-- Start of PROVIDED RECORDS --

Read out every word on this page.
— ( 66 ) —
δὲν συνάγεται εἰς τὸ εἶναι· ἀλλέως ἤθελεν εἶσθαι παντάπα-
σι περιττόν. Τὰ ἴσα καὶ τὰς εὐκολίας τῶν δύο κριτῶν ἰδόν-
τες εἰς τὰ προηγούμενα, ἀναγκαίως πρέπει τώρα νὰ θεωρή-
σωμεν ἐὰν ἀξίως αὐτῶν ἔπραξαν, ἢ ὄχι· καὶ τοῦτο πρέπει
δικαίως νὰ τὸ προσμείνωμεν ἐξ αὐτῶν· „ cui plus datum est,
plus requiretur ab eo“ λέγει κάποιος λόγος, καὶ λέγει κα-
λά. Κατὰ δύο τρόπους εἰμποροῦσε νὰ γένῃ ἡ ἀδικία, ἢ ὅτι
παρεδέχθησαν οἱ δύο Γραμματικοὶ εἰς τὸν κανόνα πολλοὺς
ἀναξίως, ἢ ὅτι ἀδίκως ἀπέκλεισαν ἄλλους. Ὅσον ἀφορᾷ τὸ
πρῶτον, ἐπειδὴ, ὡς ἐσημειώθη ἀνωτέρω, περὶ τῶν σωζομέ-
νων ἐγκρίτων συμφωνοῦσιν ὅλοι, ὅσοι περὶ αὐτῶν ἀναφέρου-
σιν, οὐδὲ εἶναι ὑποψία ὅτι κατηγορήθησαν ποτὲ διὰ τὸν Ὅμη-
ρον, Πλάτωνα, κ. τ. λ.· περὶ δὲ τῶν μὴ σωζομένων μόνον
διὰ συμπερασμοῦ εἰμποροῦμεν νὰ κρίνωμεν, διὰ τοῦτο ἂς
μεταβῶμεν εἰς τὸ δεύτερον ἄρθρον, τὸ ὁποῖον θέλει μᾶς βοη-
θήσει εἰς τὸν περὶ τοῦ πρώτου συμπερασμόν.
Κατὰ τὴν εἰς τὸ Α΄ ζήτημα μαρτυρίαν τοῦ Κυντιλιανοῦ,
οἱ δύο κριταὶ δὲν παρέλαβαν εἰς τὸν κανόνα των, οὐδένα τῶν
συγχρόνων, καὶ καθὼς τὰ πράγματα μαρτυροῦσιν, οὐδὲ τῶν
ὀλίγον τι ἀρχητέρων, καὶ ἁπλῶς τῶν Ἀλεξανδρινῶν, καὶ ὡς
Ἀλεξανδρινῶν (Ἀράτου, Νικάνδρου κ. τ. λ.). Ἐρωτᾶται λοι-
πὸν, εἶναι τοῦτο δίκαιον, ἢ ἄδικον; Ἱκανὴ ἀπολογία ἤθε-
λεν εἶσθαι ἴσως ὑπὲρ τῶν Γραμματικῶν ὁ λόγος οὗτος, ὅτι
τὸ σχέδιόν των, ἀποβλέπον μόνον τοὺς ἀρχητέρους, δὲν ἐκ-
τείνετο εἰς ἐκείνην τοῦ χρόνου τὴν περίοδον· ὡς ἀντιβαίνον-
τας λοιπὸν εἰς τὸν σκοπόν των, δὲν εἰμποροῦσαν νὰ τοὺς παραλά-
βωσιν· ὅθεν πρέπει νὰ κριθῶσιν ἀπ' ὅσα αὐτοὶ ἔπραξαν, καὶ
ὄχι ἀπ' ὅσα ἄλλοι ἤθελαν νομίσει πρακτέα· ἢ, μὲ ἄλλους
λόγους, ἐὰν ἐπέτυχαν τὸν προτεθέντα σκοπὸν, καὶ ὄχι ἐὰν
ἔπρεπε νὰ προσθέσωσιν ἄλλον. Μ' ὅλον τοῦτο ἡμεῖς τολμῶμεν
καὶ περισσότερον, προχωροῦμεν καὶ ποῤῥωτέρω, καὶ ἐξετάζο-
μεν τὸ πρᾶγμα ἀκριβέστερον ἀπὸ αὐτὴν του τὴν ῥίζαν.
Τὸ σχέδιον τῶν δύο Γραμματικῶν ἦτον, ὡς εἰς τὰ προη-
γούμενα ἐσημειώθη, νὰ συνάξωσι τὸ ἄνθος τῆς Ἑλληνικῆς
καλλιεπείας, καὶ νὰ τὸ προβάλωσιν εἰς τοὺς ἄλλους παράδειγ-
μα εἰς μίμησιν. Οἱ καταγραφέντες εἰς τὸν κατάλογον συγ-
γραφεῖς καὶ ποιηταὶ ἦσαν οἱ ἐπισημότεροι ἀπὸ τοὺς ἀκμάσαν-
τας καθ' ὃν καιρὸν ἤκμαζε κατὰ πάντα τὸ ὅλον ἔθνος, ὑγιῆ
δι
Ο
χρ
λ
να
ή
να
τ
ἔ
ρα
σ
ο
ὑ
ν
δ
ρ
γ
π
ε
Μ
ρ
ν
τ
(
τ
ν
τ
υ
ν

-- End of PROVIDED RECORDS --

WHAT IS ASKED:
Copy each line above containing the string "ὅλον".

EXERCISE SOLUTION:
ἔπρεπε νὰ προσθέσωσιν ἄλλον. Μ' ὅλον τοῦτο ἡμεῖς τολμῶμεν
τας καθ' ὃν καιρὸν ἤκμαζε κατὰ πάντα τὸ ὅλον ἔθνος, ὑγιῆ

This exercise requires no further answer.